Exercise goal: Without the pictures, return all of the material exactly as written.

Stored records:
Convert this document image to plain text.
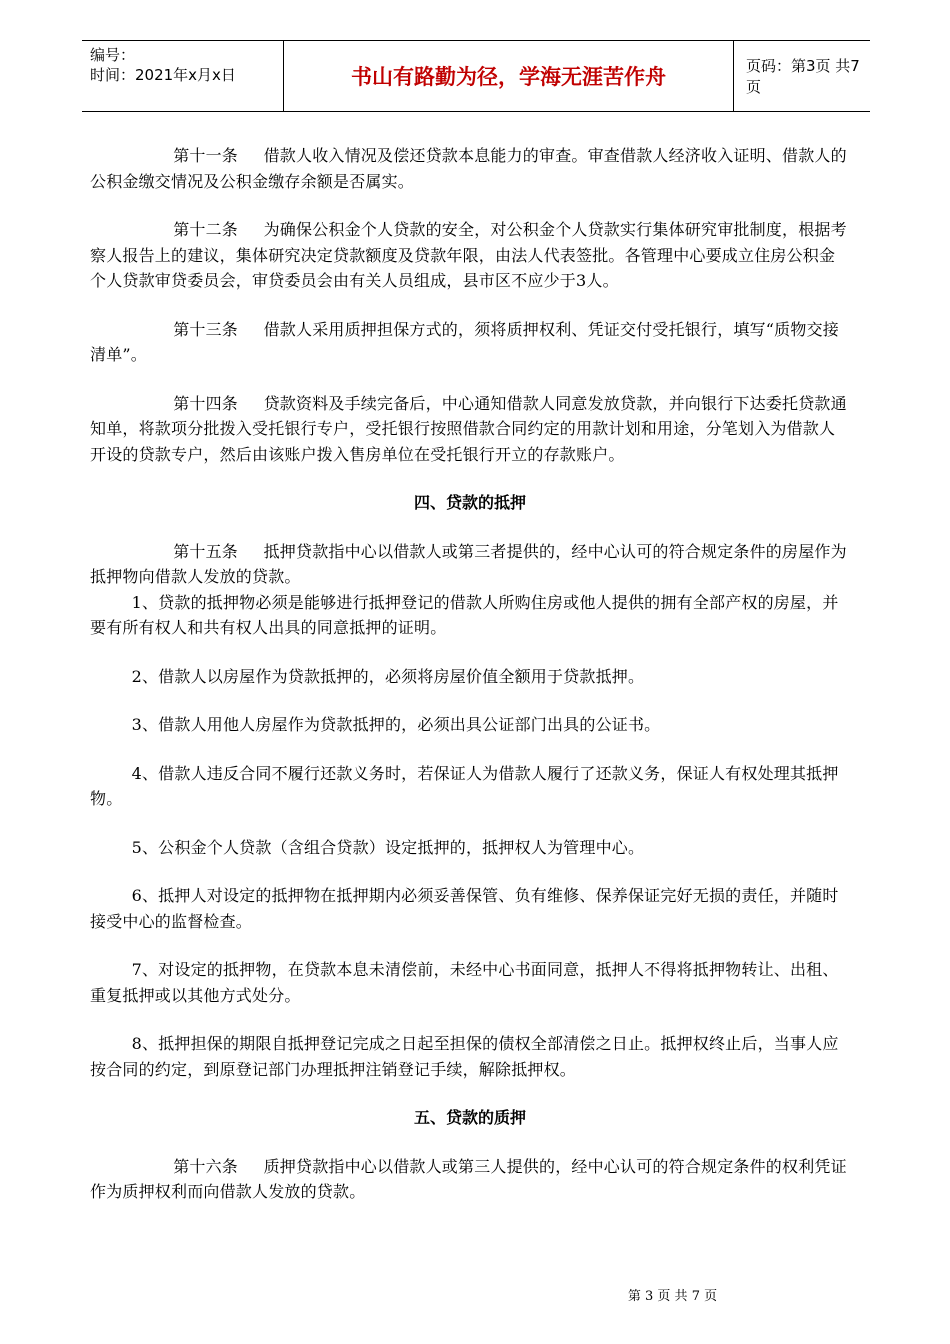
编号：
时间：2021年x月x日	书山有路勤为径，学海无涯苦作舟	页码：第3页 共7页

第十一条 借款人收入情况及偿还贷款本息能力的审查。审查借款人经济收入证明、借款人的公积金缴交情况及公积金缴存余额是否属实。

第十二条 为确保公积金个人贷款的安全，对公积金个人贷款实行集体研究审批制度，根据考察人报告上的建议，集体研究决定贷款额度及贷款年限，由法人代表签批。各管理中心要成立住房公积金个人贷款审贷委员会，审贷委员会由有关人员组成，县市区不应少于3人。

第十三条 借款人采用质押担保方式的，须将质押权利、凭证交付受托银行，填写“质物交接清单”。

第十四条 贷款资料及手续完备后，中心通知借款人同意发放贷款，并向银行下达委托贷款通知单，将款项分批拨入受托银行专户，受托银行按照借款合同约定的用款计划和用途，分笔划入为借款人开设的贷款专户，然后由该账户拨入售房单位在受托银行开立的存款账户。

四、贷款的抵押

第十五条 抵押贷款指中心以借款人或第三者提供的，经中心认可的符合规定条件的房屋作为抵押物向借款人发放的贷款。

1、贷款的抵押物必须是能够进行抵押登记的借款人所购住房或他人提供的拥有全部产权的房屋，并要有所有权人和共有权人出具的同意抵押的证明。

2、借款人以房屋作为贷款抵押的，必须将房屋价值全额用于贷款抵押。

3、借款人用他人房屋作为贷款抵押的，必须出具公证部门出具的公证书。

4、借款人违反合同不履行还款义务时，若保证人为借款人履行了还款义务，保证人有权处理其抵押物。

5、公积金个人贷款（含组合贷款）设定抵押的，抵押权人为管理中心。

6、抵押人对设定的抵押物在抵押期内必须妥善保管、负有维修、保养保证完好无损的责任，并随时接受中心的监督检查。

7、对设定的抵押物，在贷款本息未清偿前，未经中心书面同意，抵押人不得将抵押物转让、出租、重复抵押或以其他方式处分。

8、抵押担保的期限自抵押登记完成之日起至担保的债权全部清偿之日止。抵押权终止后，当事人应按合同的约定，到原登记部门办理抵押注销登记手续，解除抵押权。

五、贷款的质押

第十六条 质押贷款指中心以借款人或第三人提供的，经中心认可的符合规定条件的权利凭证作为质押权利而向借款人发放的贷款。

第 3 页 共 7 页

Result for this exercise:
Convert this document image to plain text.
编号：
时间：2021年x月x日	书山有路勤为径，学海无涯苦作舟	页码：第3页 共7页

第十一条 借款人收入情况及偿还贷款本息能力的审查。审查借款人经济收入证明、借款人的公积金缴交情况及公积金缴存余额是否属实。

第十二条 为确保公积金个人贷款的安全，对公积金个人贷款实行集体研究审批制度，根据考察人报告上的建议，集体研究决定贷款额度及贷款年限，由法人代表签批。各管理中心要成立住房公积金个人贷款审贷委员会，审贷委员会由有关人员组成，县市区不应少于3人。

第十三条 借款人采用质押担保方式的，须将质押权利、凭证交付受托银行，填写“质物交接清单”。

第十四条 贷款资料及手续完备后，中心通知借款人同意发放贷款，并向银行下达委托贷款通知单，将款项分批拨入受托银行专户，受托银行按照借款合同约定的用款计划和用途，分笔划入为借款人开设的贷款专户，然后由该账户拨入售房单位在受托银行开立的存款账户。

四、贷款的抵押

第十五条 抵押贷款指中心以借款人或第三者提供的，经中心认可的符合规定条件的房屋作为抵押物向借款人发放的贷款。

1、贷款的抵押物必须是能够进行抵押登记的借款人所购住房或他人提供的拥有全部产权的房屋，并要有所有权人和共有权人出具的同意抵押的证明。

2、借款人以房屋作为贷款抵押的，必须将房屋价值全额用于贷款抵押。

3、借款人用他人房屋作为贷款抵押的，必须出具公证部门出具的公证书。

4、借款人违反合同不履行还款义务时，若保证人为借款人履行了还款义务，保证人有权处理其抵押物。

5、公积金个人贷款（含组合贷款）设定抵押的，抵押权人为管理中心。

6、抵押人对设定的抵押物在抵押期内必须妥善保管、负有维修、保养保证完好无损的责任，并随时接受中心的监督检查。

7、对设定的抵押物，在贷款本息未清偿前，未经中心书面同意，抵押人不得将抵押物转让、出租、重复抵押或以其他方式处分。

8、抵押担保的期限自抵押登记完成之日起至担保的债权全部清偿之日止。抵押权终止后，当事人应按合同的约定，到原登记部门办理抵押注销登记手续，解除抵押权。

五、贷款的质押

第十六条 质押贷款指中心以借款人或第三人提供的，经中心认可的符合规定条件的权利凭证作为质押权利而向借款人发放的贷款。

第 3 页 共 7 页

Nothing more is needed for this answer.